_OBJECTIVE_: Copy out lines with the word "号城管大厦" from the material that follows.
>> Start
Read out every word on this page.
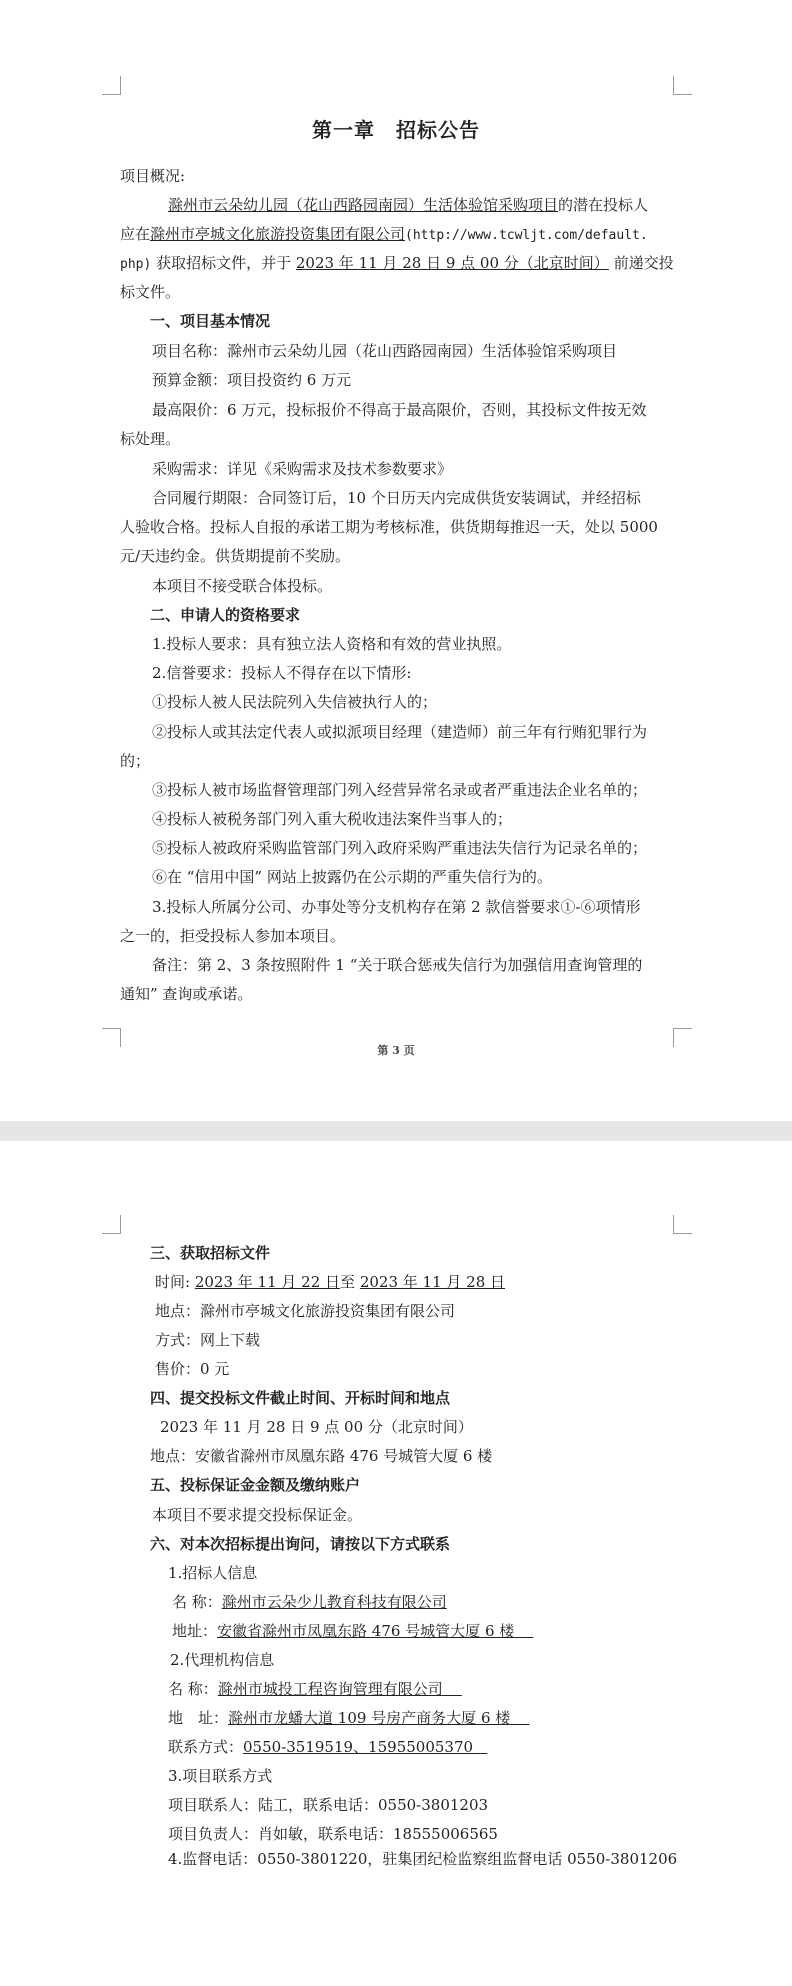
第一章　招标公告
项目概况:
滁州市云朵幼儿园（花山西路园南园）生活体验馆采购项目的潜在投标人
应在滁州市亭城文化旅游投资集团有限公司(http://www.tcwljt.com/default.
php) 获取招标文件，并于 2023 年 11 月 28 日 9 点 00 分（北京时间） 前递交投
标文件。
一、项目基本情况
项目名称：滁州市云朵幼儿园（花山西路园南园）生活体验馆采购项目
预算金额：项目投资约 6 万元
最高限价：6 万元，投标报价不得高于最高限价，否则，其投标文件按无效
标处理。
采购需求：详见《采购需求及技术参数要求》
合同履行期限：合同签订后，10 个日历天内完成供货安装调试，并经招标
人验收合格。投标人自报的承诺工期为考核标准，供货期每推迟一天，处以 5000
元/天违约金。供货期提前不奖励。
本项目不接受联合体投标。
二、申请人的资格要求
1.投标人要求：具有独立法人资格和有效的营业执照。
2.信誉要求：投标人不得存在以下情形:
①投标人被人民法院列入失信被执行人的；
②投标人或其法定代表人或拟派项目经理（建造师）前三年有行贿犯罪行为
的；
③投标人被市场监督管理部门列入经营异常名录或者严重违法企业名单的；
④投标人被税务部门列入重大税收违法案件当事人的；
⑤投标人被政府采购监管部门列入政府采购严重违法失信行为记录名单的；
⑥在 “信用中国” 网站上披露仍在公示期的严重失信行为的。
3.投标人所属分公司、办事处等分支机构存在第 2 款信誉要求①-⑥项情形
之一的，拒受投标人参加本项目。
备注：第 2、3 条按照附件 1 “关于联合惩戒失信行为加强信用查询管理的
通知” 查询或承诺。
第 3 页
三、获取招标文件
时间: 2023 年 11 月 22 日至 2023 年 11 月 28 日
地点：滁州市亭城文化旅游投资集团有限公司
方式：网上下载
售价：0 元
四、提交投标文件截止时间、开标时间和地点
2023 年 11 月 28 日 9 点 00 分（北京时间）
地点：安徽省滁州市凤凰东路 476 号城管大厦 6 楼
五、投标保证金金额及缴纳账户
本项目不要求提交投标保证金。
六、对本次招标提出询问，请按以下方式联系
1.招标人信息
名 称：滁州市云朵少儿教育科技有限公司
地址：安徽省滁州市凤凰东路 476 号城管大厦 6 楼
2.代理机构信息
名 称：滁州市城投工程咨询管理有限公司
地　址：滁州市龙蟠大道 109 号房产商务大厦 6 楼
联系方式：0550-3519519、15955005370
3.项目联系方式
项目联系人：陆工，联系电话：0550-3801203
项目负责人：肖如敏，联系电话：18555006565
4.监督电话：0550-3801220，驻集团纪检监察组监督电话 0550-3801206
>> End
_EXERCISE OUTPUT_:
地点：安徽省滁州市凤凰东路 476 号城管大厦 6 楼
地址：安徽省滁州市凤凰东路 476 号城管大厦 6 楼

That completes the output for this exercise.